Below is a block of data; give all of it again word for word.

Collected data entries
%%
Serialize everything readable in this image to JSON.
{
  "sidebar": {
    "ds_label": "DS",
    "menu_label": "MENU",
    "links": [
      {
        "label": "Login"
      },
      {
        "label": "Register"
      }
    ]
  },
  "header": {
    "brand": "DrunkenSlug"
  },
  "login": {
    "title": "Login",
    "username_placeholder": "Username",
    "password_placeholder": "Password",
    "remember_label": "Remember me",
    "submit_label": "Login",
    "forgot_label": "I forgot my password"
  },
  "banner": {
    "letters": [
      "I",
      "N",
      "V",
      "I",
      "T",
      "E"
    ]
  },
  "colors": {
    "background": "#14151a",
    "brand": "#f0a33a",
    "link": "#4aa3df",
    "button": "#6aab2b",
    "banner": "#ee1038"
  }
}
%%
| RESPONSE FOR THIS EXERCISE |
Serialize everything readable in this image to JSON.
{
  "sidebar": {
    "ds_label": "DS",
    "menu_label": "MENU",
    "links": [
      {
        "label": "Login"
      },
      {
        "label": "Register"
      }
    ]
  },
  "header": {
    "brand": "DrunkenSlug"
  },
  "login": {
    "title": "Login",
    "username_placeholder": "Username",
    "password_placeholder": "Password",
    "remember_label": "Remember me",
    "submit_label": "Login",
    "forgot_label": "I forgot my password"
  },
  "banner": {
    "letters": [
      "I",
      "N",
      "V",
      "I",
      "T",
      "E"
    ]
  },
  "colors": {
    "background": "#14151a",
    "brand": "#f0a33a",
    "link": "#4aa3df",
    "button": "#6aab2b",
    "banner": "#ee1038"
  }
}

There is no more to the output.